==== Material shown ====
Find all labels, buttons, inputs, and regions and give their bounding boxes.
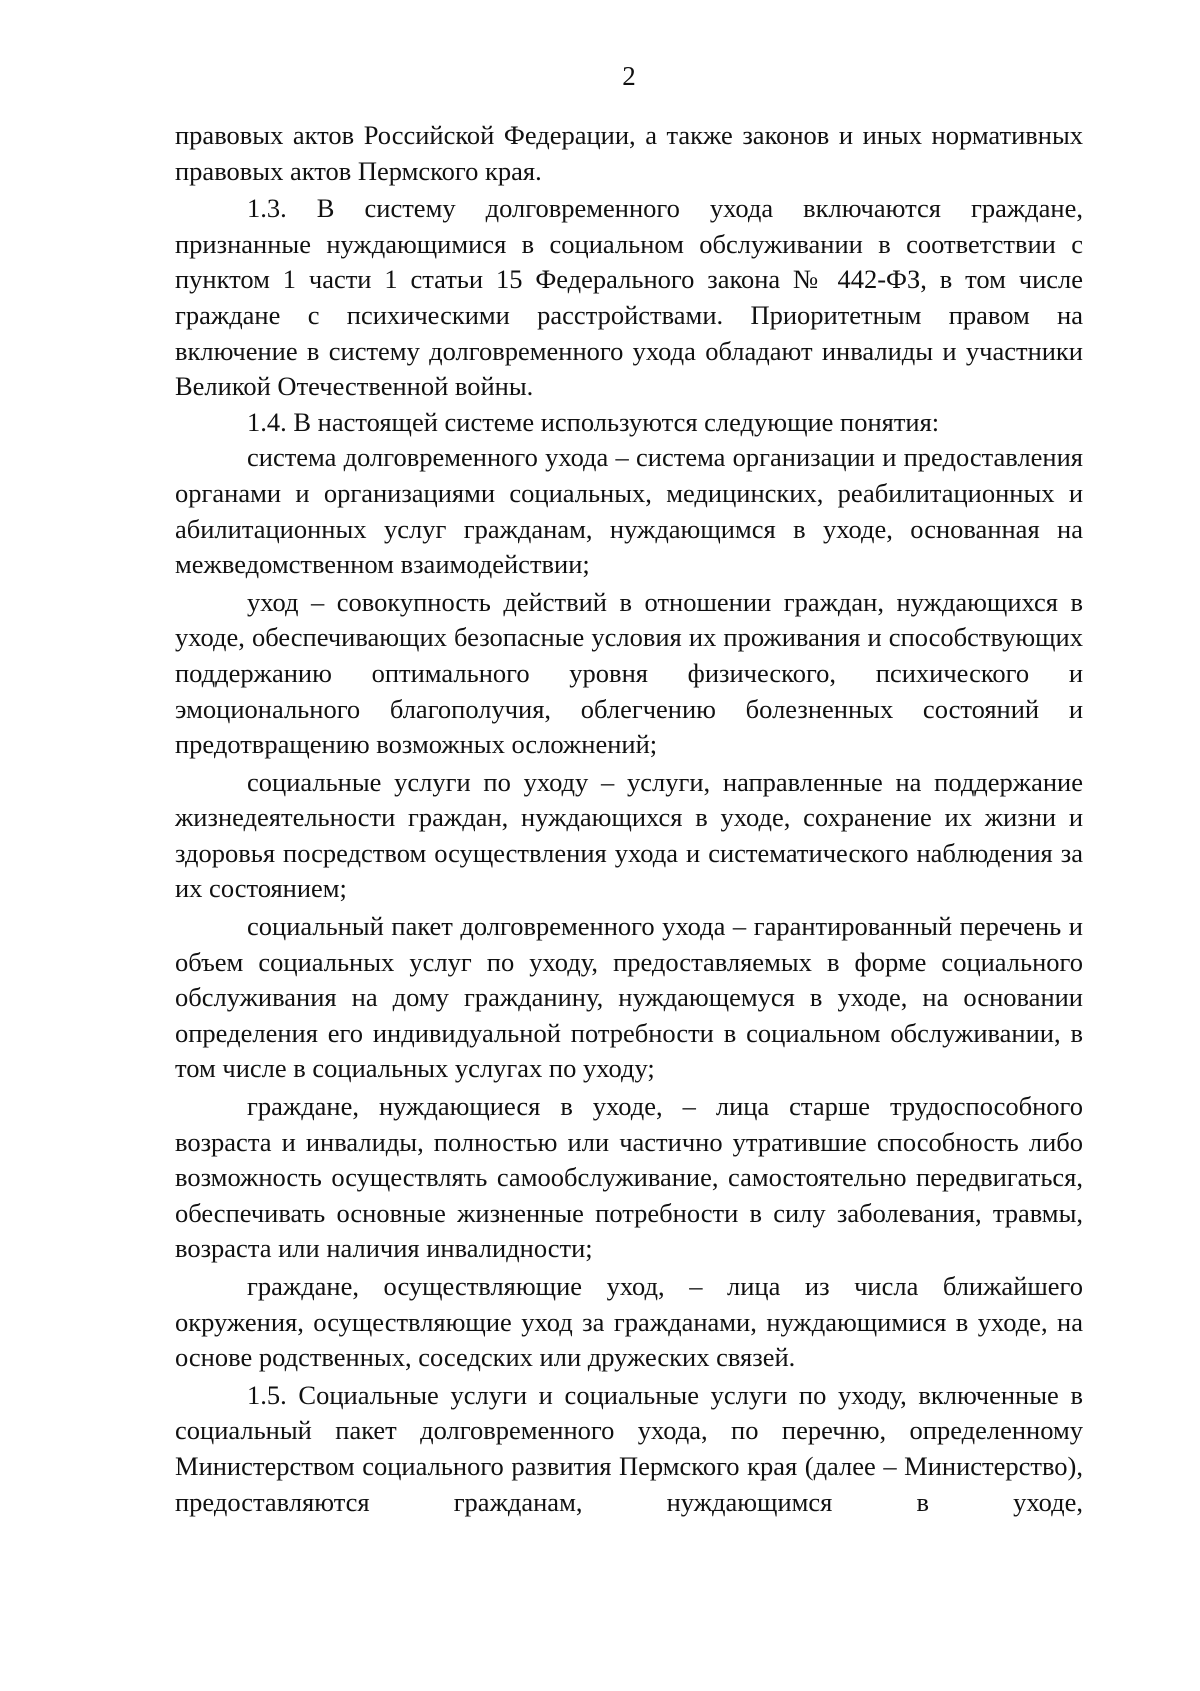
page-number: 2 xyxy=(622,61,636,91)
definition-care-social-services: социальные услуги по уходу – услуги, направленные на поддержание жизнедеятельности граждан, нуждающихся в уходе, сохранение их жизни и здоровья посредством осуществления ухода и систематического наблюдения за их состоянием; xyxy=(175,766,1083,904)
definition-social-package: социальный пакет долговременного ухода – гарантированный перечень и объем социальных услуг по уходу, предоставляемых в форме социального обслуживания на дому гражданину, нуждающемуся в уходе, на основании определения его индивидуальной потребности в социальном обслуживании, в том числе в социальных услугах по уходу; xyxy=(175,911,1083,1084)
paragraph-1-4: 1.4. В настоящей системе используются следующие понятия: xyxy=(247,406,940,437)
definition-long-term-care-system: система долговременного ухода – система организации и предоставления органами и организациями социальных, медицинских, реабилитационных и абилитационных услуг гражданам, нуждающимся в уходе, основанная на межведомственном взаимодействии; xyxy=(175,442,1083,580)
paragraph-1-5: 1.5. Социальные услуги и социальные услуги по уходу, включенные в социальный пакет долговременного ухода, по перечню, определенному Министерством социального развития Пермского края (далее – Министерство), предоставляются гражданам, нуждающимся в уходе, xyxy=(175,1379,1083,1517)
paragraph-continuation: правовых актов Российской Федерации, а также законов и иных нормативных правовых актов Пермского края. xyxy=(175,120,1083,186)
paragraph-1-3: 1.3. В систему долговременного ухода включаются граждане, признанные нуждающимися в социальном обслуживании в соответствии с пунктом 1 части 1 статьи 15 Федерального закона № 442-ФЗ, в том числе граждане с психическими расстройствами. Приоритетным правом на включение в систему долговременного ухода обладают инвалиды и участники Великой Отечественной войны. xyxy=(175,193,1083,402)
definition-caregivers: граждане, осуществляющие уход, – лица из числа ближайшего окружения, осуществляющие уход за гражданами, нуждающимися в уходе, на основе родственных, соседских или дружеских связей. xyxy=(175,1271,1083,1373)
definition-care: уход – совокупность действий в отношении граждан, нуждающихся в уходе, обеспечивающих безопасные условия их проживания и способствующих поддержанию оптимального уровня физического, психического и эмоционального благополучия, облегчению болезненных состояний и предотвращению возможных осложнений; xyxy=(175,586,1083,760)
definition-citizens-needing-care: граждане, нуждающиеся в уходе, – лица старше трудоспособного возраста и инвалиды, полностью или частично утратившие способность либо возможность осуществлять самообслуживание, самостоятельно передвигаться, обеспечивать основные жизненные потребности в силу заболевания, травмы, возраста или наличия инвалидности; xyxy=(175,1091,1083,1264)
document-body xyxy=(175,118,1083,1520)
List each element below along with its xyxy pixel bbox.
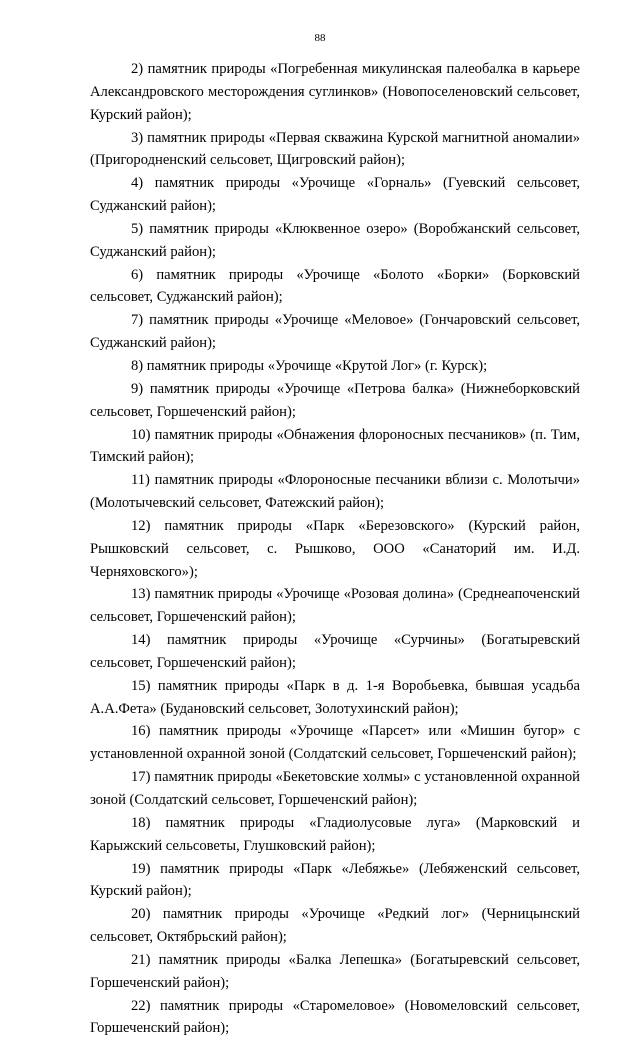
====
Task statement: Turn every line of the records above into a Markdown table with the columns "No." for the row number and "Text" for the line. Skip blank lines and leave out the pictures.

Completed exercise:
| No. | Text |
|---|---|
| 1 | Find all labels, buttons, inputs, and regions and give their bounding boxes. |
| 2 | page-number: 2 xyxy=(622,61,636,91) |
| 3 | definition-care-social-services: социальные услуги по уходу – услуги, направленные на поддержание жизнедеятельности граждан, нуждающихся в уходе, сохранение их жизни и здоровья посредством осуществления ухода и систематического наблюдения за их состоянием; xyxy=(175,766,1083,904) |
| 4 | definition-social-package: социальный пакет долговременного ухода – гарантированный перечень и объем социальных услуг по уходу, предоставляемых в форме социального обслуживания на дому гражданину, нуждающемуся в уходе, на основании определения его индивидуальной потребности в социальном обслуживании, в том числе в социальных услугах по уходу; xyxy=(175,911,1083,1084) |
| 5 | paragraph-1-4: 1.4. В настоящей системе используются следующие понятия: xyxy=(247,406,940,437) |
| 6 | definition-long-term-care-system: система долговременного ухода – система организации и предоставления органами и организациями социальных, медицинских, реабилитационных и абилитационных услуг гражданам, нуждающимся в уходе, основанная на межведомственном взаимодействии; xyxy=(175,442,1083,580) |
| 7 | paragraph-1-5: 1.5. Социальные услуги и социальные услуги по уходу, включенные в социальный пакет долговременного ухода, по перечню, определенному Министерством социального развития Пермского края (далее – Министерство), предоставляются гражданам, нуждающимся в уходе, xyxy=(175,1379,1083,1517) |
| 8 | paragraph-continuation: правовых актов Российской Федерации, а также законов и иных нормативных правовых актов Пермского края. xyxy=(175,120,1083,186) |
| 9 | paragraph-1-3: 1.3. В систему долговременного ухода включаются граждане, признанные нуждающимися в социальном обслуживании в соответствии с пунктом 1 части 1 статьи 15 Федерального закона № 442-ФЗ, в том числе граждане с психическими расстройствами. Приоритетным правом на включение в систему долговременного ухода обладают инвалиды и участники Великой Отечественной войны. xyxy=(175,193,1083,402) |
| 10 | definition-caregivers: граждане, осуществляющие уход, – лица из числа ближайшего окружения, осуществляющие уход за гражданами, нуждающимися в уходе, на основе родственных, соседских или дружеских связей. xyxy=(175,1271,1083,1373) |
| 11 | definition-care: уход – совокупность действий в отношении граждан, нуждающихся в уходе, обеспечивающих безопасные условия их проживания и способствующих поддержанию оптимального уровня физического, психического и эмоционального благополучия, облегчению болезненных состояний и предотвращению возможных осложнений; xyxy=(175,586,1083,760) |
| 12 | definition-citizens-needing-care: граждане, нуждающиеся в уходе, – лица старше трудоспособного возраста и инвалиды, полностью или частично утратившие способность либо возможность осуществлять самообслуживание, самостоятельно передвигаться, обеспечивать основные жизненные потребности в силу заболевания, травмы, возраста или наличия инвалидности; xyxy=(175,1091,1083,1264) |
| 13 | document-body xyxy=(175,118,1083,1520) |
| 14 | List each element below along with its xyxy pixel bbox. |